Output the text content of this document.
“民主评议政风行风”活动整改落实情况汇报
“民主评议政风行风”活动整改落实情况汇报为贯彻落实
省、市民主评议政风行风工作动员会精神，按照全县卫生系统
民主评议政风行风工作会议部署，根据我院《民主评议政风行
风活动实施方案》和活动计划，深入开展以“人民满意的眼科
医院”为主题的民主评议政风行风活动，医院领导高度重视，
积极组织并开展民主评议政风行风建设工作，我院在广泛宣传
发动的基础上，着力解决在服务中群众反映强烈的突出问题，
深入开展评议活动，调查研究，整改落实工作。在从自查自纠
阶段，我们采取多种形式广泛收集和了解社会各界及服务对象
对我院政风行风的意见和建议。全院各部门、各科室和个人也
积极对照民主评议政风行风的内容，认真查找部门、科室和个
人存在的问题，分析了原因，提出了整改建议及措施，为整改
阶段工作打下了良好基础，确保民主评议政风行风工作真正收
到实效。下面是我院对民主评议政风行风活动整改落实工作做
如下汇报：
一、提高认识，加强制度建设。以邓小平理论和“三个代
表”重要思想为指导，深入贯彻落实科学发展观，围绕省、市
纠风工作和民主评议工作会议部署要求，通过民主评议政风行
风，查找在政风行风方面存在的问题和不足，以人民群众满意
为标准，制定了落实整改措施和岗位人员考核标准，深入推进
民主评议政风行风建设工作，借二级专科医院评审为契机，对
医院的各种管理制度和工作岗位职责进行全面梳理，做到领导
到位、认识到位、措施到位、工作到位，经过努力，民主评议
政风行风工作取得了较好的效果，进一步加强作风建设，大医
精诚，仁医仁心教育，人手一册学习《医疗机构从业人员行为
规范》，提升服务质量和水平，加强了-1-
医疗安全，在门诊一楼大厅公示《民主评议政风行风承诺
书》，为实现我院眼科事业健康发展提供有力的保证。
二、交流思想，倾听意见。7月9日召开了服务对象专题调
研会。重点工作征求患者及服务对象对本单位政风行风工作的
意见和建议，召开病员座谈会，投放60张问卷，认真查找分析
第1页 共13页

------------------------------------

**What is needed**
Write the material out again in its entirety, exactly as shown.

**Full solution**
Output the text content of this document.
“民主评议政风行风”活动整改落实情况汇报
“民主评议政风行风”活动整改落实情况汇报为贯彻落实
省、市民主评议政风行风工作动员会精神，按照全县卫生系统
民主评议政风行风工作会议部署，根据我院《民主评议政风行
风活动实施方案》和活动计划，深入开展以“人民满意的眼科
医院”为主题的民主评议政风行风活动，医院领导高度重视，
积极组织并开展民主评议政风行风建设工作，我院在广泛宣传
发动的基础上，着力解决在服务中群众反映强烈的突出问题，
深入开展评议活动，调查研究，整改落实工作。在从自查自纠
阶段，我们采取多种形式广泛收集和了解社会各界及服务对象
对我院政风行风的意见和建议。全院各部门、各科室和个人也
积极对照民主评议政风行风的内容，认真查找部门、科室和个
人存在的问题，分析了原因，提出了整改建议及措施，为整改
阶段工作打下了良好基础，确保民主评议政风行风工作真正收
到实效。下面是我院对民主评议政风行风活动整改落实工作做
如下汇报：
一、提高认识，加强制度建设。以邓小平理论和“三个代
表”重要思想为指导，深入贯彻落实科学发展观，围绕省、市
纠风工作和民主评议工作会议部署要求，通过民主评议政风行
风，查找在政风行风方面存在的问题和不足，以人民群众满意
为标准，制定了落实整改措施和岗位人员考核标准，深入推进
民主评议政风行风建设工作，借二级专科医院评审为契机，对
医院的各种管理制度和工作岗位职责进行全面梳理，做到领导
到位、认识到位、措施到位、工作到位，经过努力，民主评议
政风行风工作取得了较好的效果，进一步加强作风建设，大医
精诚，仁医仁心教育，人手一册学习《医疗机构从业人员行为
规范》，提升服务质量和水平，加强了-1-
医疗安全，在门诊一楼大厅公示《民主评议政风行风承诺
书》，为实现我院眼科事业健康发展提供有力的保证。
二、交流思想，倾听意见。7月9日召开了服务对象专题调
研会。重点工作征求患者及服务对象对本单位政风行风工作的
意见和建议，召开病员座谈会，投放60张问卷，认真查找分析
第1页 共13页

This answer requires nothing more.